═════ DATA TO PROCESS
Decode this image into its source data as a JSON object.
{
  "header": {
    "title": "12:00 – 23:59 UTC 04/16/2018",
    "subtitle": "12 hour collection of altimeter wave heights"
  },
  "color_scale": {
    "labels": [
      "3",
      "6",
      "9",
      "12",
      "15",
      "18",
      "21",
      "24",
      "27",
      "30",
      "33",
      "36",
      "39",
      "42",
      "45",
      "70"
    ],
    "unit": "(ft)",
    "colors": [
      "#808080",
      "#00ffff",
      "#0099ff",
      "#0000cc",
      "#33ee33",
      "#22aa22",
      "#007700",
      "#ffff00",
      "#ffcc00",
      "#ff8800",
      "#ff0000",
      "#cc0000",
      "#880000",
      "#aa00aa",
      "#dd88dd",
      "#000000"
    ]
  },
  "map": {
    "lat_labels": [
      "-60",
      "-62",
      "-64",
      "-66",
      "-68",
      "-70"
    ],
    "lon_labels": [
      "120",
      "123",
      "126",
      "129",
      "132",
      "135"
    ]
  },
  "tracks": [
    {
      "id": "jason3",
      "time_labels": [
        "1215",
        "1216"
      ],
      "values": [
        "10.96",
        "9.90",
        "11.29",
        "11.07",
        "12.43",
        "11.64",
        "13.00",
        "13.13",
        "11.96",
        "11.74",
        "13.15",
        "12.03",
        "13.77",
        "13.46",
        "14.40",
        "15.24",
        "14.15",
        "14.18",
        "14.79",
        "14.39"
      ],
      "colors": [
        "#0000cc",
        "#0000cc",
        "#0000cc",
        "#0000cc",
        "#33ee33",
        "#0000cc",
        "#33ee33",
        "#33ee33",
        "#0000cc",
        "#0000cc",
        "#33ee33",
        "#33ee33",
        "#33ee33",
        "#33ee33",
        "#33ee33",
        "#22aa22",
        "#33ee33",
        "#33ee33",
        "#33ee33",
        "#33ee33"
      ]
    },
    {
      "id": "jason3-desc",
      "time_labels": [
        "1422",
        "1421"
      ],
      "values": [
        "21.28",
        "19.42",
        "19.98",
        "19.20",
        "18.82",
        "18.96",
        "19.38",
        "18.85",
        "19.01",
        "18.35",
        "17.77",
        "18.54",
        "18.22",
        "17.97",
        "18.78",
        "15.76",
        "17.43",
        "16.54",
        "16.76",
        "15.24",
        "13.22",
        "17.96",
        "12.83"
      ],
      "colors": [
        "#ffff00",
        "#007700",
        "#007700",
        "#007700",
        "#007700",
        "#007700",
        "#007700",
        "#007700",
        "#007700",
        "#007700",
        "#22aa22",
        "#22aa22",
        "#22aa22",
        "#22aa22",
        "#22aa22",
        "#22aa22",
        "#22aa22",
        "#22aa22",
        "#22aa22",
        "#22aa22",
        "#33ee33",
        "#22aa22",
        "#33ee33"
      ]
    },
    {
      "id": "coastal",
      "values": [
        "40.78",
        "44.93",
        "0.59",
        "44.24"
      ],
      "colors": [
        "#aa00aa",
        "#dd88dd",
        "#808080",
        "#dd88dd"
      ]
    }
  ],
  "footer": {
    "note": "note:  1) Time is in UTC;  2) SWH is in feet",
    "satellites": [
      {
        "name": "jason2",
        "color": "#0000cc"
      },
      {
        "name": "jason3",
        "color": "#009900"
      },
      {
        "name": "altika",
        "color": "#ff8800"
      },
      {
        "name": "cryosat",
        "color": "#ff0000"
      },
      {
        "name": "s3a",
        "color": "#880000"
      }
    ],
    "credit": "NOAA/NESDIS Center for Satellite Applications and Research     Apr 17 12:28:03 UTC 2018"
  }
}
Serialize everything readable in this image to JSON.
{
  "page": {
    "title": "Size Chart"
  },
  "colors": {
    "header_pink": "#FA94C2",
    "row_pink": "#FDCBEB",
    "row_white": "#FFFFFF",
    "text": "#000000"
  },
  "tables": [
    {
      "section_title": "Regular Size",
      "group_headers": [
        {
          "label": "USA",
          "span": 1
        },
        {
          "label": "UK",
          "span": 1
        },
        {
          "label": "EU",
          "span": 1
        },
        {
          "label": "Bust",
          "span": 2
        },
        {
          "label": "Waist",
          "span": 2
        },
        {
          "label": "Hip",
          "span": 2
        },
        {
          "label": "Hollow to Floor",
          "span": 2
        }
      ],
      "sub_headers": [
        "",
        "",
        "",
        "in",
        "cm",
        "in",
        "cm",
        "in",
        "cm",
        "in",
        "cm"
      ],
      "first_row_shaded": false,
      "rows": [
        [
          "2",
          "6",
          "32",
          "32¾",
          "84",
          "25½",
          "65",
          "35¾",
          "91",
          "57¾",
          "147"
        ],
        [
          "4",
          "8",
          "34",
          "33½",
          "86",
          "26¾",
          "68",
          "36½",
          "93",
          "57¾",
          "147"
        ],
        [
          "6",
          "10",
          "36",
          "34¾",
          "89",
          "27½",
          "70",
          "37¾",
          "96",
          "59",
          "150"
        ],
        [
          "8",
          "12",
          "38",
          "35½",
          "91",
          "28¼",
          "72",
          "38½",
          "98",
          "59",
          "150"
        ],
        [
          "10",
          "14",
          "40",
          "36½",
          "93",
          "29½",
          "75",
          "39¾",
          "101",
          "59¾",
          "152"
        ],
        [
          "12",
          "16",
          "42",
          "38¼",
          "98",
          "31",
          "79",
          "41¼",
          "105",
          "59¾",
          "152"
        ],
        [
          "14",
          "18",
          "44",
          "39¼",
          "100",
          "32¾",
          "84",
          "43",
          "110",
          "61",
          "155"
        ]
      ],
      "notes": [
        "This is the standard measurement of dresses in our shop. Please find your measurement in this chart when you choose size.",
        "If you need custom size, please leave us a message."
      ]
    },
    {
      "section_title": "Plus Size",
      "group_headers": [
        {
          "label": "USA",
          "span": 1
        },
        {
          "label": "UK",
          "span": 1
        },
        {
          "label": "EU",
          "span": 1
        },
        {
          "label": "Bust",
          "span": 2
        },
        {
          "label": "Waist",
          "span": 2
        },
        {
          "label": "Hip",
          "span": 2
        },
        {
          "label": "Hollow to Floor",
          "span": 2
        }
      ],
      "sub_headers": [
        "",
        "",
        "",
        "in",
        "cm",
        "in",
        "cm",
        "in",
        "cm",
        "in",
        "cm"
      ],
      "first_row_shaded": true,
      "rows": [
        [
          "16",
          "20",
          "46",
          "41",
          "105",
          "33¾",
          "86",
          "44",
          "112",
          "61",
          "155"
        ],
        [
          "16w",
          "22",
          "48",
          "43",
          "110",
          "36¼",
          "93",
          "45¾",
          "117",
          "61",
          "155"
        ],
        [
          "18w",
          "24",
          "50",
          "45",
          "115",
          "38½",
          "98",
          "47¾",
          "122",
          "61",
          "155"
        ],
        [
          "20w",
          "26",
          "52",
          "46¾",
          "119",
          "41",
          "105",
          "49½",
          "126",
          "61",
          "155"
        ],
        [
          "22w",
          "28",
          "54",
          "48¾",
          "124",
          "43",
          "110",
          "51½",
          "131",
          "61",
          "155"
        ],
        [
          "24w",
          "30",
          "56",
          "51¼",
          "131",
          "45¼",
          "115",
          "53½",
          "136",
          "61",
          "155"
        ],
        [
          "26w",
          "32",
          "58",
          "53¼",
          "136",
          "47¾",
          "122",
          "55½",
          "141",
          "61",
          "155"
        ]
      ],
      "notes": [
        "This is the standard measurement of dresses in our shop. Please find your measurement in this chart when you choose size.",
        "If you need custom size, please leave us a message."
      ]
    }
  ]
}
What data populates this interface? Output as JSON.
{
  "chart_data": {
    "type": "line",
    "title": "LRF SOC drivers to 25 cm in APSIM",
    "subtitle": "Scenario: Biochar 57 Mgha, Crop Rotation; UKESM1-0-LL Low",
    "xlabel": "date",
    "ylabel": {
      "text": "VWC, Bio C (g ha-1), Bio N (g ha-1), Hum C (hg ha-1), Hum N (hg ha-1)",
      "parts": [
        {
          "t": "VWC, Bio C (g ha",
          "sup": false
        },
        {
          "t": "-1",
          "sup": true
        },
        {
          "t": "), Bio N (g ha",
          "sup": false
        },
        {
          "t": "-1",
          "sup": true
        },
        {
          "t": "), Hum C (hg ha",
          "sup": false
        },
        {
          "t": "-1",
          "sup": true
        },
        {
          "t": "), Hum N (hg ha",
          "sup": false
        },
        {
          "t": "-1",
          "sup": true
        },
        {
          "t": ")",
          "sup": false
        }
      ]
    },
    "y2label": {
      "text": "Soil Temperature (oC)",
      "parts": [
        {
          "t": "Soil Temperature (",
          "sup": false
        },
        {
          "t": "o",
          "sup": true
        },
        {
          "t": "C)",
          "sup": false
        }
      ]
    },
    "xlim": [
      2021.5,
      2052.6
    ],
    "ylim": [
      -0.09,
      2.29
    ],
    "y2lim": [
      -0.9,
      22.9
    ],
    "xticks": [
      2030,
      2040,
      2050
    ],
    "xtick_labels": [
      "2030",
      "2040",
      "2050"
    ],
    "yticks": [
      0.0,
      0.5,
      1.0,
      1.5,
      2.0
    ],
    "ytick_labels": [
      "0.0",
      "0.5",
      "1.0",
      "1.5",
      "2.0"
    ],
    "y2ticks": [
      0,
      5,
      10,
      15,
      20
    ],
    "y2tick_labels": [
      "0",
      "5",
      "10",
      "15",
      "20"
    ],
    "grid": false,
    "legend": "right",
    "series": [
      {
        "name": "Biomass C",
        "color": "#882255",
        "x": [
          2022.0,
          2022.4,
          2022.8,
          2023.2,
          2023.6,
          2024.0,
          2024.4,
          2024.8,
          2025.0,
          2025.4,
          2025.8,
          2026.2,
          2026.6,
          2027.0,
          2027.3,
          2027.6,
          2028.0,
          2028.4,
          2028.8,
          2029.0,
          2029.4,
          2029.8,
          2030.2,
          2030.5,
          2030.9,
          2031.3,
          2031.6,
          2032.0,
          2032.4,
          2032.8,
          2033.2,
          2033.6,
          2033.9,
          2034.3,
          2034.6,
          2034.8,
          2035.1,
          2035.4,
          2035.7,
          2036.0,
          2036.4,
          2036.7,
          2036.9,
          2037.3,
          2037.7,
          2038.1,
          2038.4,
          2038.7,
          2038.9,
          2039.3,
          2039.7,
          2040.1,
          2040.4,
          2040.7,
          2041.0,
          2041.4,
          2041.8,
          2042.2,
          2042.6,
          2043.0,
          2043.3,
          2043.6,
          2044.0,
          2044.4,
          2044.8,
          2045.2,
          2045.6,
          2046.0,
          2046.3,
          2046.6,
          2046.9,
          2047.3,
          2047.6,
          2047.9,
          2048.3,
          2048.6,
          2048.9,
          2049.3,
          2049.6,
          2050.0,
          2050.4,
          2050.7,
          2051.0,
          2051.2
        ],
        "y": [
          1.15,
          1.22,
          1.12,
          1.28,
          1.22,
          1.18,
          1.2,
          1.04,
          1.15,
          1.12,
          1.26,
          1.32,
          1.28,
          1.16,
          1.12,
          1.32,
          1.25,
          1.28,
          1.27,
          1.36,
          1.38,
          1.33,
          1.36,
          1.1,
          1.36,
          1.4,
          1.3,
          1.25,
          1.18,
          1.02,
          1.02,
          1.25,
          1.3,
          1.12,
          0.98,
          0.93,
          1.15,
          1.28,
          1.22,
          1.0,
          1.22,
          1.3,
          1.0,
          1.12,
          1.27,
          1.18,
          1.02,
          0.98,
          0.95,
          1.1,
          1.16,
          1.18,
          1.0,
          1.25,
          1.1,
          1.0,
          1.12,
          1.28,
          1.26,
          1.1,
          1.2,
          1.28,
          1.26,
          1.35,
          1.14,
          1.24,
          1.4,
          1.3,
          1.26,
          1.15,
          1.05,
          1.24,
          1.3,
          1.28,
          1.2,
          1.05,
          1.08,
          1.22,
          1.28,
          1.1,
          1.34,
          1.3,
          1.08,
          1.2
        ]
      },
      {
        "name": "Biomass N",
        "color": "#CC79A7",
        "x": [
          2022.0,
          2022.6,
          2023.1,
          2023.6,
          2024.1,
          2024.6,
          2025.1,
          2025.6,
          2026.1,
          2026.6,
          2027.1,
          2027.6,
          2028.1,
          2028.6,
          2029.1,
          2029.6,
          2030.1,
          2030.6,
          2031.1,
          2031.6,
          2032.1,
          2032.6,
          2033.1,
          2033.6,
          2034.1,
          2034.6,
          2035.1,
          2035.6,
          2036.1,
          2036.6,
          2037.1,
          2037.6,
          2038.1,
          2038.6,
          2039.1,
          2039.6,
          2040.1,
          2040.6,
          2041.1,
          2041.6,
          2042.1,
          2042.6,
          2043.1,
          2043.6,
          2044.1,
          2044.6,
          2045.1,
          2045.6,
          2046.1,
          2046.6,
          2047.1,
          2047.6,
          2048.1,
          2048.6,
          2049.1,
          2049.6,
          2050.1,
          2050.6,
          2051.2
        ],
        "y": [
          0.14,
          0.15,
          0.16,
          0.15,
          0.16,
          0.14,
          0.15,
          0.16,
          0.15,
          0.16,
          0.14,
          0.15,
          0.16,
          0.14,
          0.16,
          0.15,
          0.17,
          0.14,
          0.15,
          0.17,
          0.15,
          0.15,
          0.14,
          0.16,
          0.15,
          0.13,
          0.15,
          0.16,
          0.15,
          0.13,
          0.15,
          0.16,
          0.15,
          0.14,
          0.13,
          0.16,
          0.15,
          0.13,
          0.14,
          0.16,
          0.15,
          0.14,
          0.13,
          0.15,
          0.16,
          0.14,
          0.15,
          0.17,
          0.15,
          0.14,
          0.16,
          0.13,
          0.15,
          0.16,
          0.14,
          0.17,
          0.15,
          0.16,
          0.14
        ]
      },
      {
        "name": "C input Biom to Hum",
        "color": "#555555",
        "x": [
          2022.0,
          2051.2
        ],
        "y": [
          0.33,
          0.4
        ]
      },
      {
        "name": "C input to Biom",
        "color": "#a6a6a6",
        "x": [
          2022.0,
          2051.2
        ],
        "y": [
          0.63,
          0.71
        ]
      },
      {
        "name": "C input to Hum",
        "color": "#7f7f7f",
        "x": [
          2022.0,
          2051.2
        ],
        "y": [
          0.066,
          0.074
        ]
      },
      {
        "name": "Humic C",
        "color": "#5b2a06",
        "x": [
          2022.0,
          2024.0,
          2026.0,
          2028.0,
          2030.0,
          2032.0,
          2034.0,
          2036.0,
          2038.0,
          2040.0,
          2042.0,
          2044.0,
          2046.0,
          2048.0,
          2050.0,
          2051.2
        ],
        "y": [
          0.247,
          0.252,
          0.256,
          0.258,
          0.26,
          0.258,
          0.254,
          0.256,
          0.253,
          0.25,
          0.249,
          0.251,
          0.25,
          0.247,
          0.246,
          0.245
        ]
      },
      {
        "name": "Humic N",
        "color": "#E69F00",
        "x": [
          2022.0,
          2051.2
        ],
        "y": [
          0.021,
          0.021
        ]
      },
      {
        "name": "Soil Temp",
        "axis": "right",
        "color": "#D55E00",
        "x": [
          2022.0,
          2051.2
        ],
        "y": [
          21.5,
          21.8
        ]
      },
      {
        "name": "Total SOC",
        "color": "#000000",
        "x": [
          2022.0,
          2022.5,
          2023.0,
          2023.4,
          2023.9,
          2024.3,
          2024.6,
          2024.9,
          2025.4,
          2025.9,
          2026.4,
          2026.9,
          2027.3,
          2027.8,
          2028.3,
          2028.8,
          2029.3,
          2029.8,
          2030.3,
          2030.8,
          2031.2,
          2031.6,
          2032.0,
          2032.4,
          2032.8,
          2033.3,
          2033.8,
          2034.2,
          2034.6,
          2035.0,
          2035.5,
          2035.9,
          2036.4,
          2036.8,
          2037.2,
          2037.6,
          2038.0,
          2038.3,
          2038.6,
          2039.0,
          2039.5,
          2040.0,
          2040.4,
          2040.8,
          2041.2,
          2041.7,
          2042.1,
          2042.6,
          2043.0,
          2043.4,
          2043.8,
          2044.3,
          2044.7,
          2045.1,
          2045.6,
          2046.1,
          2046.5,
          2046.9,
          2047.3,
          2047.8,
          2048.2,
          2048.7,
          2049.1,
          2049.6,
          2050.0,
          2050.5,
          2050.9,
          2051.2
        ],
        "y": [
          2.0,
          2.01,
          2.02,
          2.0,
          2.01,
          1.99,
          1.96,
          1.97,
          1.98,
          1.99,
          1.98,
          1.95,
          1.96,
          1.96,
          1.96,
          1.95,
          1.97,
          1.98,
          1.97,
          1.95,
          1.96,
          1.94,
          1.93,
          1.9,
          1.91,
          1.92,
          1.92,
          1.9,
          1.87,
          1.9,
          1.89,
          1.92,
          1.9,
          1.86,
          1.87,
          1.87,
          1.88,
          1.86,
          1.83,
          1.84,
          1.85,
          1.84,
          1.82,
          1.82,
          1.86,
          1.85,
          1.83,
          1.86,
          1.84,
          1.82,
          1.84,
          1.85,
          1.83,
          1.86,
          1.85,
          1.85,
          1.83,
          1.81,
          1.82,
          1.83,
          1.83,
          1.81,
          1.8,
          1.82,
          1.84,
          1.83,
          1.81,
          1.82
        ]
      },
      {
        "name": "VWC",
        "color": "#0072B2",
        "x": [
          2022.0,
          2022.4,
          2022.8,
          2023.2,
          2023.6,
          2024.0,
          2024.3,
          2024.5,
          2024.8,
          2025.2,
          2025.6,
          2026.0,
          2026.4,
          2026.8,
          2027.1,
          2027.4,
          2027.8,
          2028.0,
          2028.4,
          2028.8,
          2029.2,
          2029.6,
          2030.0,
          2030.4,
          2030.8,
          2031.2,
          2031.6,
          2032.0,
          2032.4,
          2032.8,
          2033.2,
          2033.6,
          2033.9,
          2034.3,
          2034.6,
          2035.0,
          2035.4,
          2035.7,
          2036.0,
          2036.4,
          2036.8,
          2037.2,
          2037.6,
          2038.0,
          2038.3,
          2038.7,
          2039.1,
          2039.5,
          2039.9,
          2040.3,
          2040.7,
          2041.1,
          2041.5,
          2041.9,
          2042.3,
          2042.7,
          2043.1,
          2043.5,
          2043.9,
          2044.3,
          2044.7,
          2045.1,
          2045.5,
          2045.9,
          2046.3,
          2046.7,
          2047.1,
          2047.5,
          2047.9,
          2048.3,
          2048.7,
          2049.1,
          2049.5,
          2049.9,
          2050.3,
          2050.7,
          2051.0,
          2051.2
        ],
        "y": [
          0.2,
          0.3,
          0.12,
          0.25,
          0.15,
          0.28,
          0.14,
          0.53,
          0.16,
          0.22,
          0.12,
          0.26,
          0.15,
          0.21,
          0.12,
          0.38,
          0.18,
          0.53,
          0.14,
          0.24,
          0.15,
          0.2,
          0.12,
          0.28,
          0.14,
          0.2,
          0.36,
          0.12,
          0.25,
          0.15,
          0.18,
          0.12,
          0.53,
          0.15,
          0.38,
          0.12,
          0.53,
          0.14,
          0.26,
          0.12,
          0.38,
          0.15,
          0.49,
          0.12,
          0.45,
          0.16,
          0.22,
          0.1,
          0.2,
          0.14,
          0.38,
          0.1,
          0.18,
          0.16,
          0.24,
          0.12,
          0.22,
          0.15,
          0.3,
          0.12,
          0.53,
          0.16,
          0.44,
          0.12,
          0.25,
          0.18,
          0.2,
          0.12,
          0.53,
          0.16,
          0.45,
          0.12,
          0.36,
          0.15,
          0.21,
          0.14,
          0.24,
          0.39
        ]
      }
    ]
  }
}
══════════
_EXERCISE_
Copy every line above that includes the string "Soil".

_RESULT OF THIS TASK_
      "text": "Soil Temperature (oC)",
          "t": "Soil Temperature (",
        "name": "Soil Temp",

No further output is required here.